Aim of the task: Skip the pictures and quote all of the lines exactly.

===== Entries shown =====

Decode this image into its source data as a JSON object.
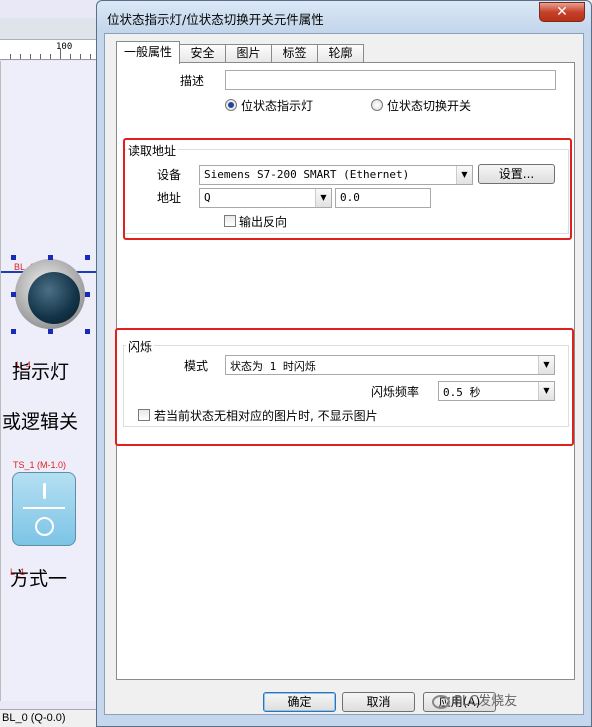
{
  "background_editor": {
    "ruler_number": "100",
    "lamp_tag": "BL_0 (Q-0.0)",
    "lamp_caption": "指示灯",
    "mid_caption": "或逻辑关",
    "switch_tag": "TS_1 (M-1.0)",
    "switch_caption": "方式一",
    "small_red_tag_1": "L_4",
    "small_red_tag_2": "L_1",
    "statusbar_text": "BL_0 (Q-0.0)"
  },
  "dialog": {
    "title": "位状态指示灯/位状态切换开关元件属性",
    "close_label": "✕",
    "tabs": [
      {
        "label": "一般属性",
        "active": true
      },
      {
        "label": "安全"
      },
      {
        "label": "图片"
      },
      {
        "label": "标签"
      },
      {
        "label": "轮廓"
      }
    ],
    "description_label": "描述",
    "description_value": "",
    "radio_indicator_label": "位状态指示灯",
    "radio_switch_label": "位状态切换开关",
    "read_address": {
      "group_title": "读取地址",
      "device_label": "设备",
      "device_value": "Siemens S7-200 SMART (Ethernet)",
      "settings_button": "设置...",
      "address_label": "地址",
      "address_type": "Q",
      "address_value": "0.0",
      "invert_output_label": "输出反向"
    },
    "blink": {
      "group_title": "闪烁",
      "mode_label": "模式",
      "mode_value": "状态为 1 时闪烁",
      "frequency_label": "闪烁频率",
      "frequency_value": "0.5 秒",
      "no_image_label": "若当前状态无相对应的图片时, 不显示图片"
    },
    "buttons": {
      "ok": "确定",
      "cancel": "取消",
      "apply": "应用(A)"
    },
    "watermark": "PLC发烧友"
  },
  "colors": {
    "highlight_red": "#e0201c",
    "titlebar": "#c4d7ec",
    "close_red": "#c7412a"
  }
}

=====

Exercise solution:
Decode this image into its source data as a JSON object.
{
  "background_editor": {
    "ruler_number": "100",
    "lamp_tag": "BL_0 (Q-0.0)",
    "lamp_caption": "指示灯",
    "mid_caption": "或逻辑关",
    "switch_tag": "TS_1 (M-1.0)",
    "switch_caption": "方式一",
    "small_red_tag_1": "L_4",
    "small_red_tag_2": "L_1",
    "statusbar_text": "BL_0 (Q-0.0)"
  },
  "dialog": {
    "title": "位状态指示灯/位状态切换开关元件属性",
    "close_label": "✕",
    "tabs": [
      {
        "label": "一般属性",
        "active": true
      },
      {
        "label": "安全"
      },
      {
        "label": "图片"
      },
      {
        "label": "标签"
      },
      {
        "label": "轮廓"
      }
    ],
    "description_label": "描述",
    "description_value": "",
    "radio_indicator_label": "位状态指示灯",
    "radio_switch_label": "位状态切换开关",
    "read_address": {
      "group_title": "读取地址",
      "device_label": "设备",
      "device_value": "Siemens S7-200 SMART (Ethernet)",
      "settings_button": "设置...",
      "address_label": "地址",
      "address_type": "Q",
      "address_value": "0.0",
      "invert_output_label": "输出反向"
    },
    "blink": {
      "group_title": "闪烁",
      "mode_label": "模式",
      "mode_value": "状态为 1 时闪烁",
      "frequency_label": "闪烁频率",
      "frequency_value": "0.5 秒",
      "no_image_label": "若当前状态无相对应的图片时, 不显示图片"
    },
    "buttons": {
      "ok": "确定",
      "cancel": "取消",
      "apply": "应用(A)"
    },
    "watermark": "PLC发烧友"
  },
  "colors": {
    "highlight_red": "#e0201c",
    "titlebar": "#c4d7ec",
    "close_red": "#c7412a"
  }
}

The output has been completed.